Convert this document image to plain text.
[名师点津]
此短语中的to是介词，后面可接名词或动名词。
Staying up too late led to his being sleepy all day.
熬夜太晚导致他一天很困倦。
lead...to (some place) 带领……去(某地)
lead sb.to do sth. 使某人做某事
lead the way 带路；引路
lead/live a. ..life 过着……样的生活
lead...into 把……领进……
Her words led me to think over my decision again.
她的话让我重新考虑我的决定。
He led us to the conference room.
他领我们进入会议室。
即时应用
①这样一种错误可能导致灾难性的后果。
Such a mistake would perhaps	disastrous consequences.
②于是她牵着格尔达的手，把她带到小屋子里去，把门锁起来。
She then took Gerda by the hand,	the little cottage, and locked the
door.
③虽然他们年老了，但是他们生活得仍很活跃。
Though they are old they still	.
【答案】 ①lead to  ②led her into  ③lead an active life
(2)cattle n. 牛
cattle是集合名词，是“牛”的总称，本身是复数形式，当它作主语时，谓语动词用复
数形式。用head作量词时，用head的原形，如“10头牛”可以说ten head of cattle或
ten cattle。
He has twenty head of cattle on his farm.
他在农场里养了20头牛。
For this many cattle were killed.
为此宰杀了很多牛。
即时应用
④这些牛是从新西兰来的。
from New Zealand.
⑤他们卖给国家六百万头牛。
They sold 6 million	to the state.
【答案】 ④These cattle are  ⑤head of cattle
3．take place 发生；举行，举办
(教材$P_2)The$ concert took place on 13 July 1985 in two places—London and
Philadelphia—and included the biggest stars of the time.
************
WHAT IS BEING ASKED:
Above are the records. Identify each line that contains the word "took".

SOLUTION TO THIS EXERCISE:
She then took Gerda by the hand,	the little cottage, and locked the
(教材$P_2)The$ concert took place on 13 July 1985 in two places—London and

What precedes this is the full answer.